INSTRUCTIONS TO FOLLOW: Select every line below containing the word "this".

DATA SUPPLIED:
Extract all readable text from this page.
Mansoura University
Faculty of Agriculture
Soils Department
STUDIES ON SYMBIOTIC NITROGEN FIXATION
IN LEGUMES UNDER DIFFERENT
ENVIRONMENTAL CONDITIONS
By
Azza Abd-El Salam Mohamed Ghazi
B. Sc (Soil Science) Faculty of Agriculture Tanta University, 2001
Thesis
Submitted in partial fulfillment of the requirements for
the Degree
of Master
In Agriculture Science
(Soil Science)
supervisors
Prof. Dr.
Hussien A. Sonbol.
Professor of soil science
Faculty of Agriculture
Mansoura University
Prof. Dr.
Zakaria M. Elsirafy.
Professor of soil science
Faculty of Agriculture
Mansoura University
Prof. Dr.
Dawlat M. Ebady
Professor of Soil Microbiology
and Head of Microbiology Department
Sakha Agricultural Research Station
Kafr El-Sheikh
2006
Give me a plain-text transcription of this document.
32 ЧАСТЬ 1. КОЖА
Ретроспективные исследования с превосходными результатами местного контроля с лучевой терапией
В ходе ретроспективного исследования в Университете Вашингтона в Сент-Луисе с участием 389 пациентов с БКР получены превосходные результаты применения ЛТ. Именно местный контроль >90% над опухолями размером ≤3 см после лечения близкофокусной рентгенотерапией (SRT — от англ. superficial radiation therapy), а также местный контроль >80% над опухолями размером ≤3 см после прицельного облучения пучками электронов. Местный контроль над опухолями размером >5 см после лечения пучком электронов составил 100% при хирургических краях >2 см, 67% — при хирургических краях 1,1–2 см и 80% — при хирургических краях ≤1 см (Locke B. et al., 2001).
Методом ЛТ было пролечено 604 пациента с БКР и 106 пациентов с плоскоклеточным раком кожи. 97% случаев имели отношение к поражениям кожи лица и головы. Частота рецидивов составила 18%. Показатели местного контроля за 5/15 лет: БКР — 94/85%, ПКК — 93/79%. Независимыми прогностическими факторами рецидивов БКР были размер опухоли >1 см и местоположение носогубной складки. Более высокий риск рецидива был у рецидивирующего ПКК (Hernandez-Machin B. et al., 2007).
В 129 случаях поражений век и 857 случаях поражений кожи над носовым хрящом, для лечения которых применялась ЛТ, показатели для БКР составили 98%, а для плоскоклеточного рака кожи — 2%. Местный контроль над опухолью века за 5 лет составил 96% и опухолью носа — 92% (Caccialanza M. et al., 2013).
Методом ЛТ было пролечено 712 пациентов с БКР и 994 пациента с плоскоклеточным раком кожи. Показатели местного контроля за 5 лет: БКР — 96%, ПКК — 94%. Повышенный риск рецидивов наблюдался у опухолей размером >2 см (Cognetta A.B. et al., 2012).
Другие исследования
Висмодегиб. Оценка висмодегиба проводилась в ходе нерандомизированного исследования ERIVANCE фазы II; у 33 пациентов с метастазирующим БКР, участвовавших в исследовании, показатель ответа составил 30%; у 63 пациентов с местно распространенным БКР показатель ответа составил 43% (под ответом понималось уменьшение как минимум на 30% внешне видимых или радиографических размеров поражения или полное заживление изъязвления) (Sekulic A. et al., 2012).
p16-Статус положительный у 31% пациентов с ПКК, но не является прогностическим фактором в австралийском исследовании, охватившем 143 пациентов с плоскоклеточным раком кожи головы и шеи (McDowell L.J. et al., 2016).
--
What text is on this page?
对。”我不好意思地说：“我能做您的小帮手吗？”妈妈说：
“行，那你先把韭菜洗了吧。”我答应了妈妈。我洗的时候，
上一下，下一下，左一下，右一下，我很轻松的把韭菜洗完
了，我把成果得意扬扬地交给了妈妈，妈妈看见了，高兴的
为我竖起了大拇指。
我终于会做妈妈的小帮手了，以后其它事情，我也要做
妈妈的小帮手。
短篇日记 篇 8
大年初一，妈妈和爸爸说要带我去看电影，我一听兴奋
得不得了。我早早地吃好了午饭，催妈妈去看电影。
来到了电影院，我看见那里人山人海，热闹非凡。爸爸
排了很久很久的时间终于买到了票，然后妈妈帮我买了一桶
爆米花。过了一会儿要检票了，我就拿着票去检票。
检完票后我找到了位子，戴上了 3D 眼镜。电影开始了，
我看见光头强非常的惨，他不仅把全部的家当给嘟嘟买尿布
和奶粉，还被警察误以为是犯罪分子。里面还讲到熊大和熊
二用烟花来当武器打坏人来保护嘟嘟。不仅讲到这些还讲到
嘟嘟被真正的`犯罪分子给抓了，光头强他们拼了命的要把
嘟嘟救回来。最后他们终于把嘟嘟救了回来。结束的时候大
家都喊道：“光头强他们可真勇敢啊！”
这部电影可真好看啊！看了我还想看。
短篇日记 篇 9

FINAL ANSWER:
Extract all readable text from this page.
Give me a plain-text transcription of this document.
What text is on this page?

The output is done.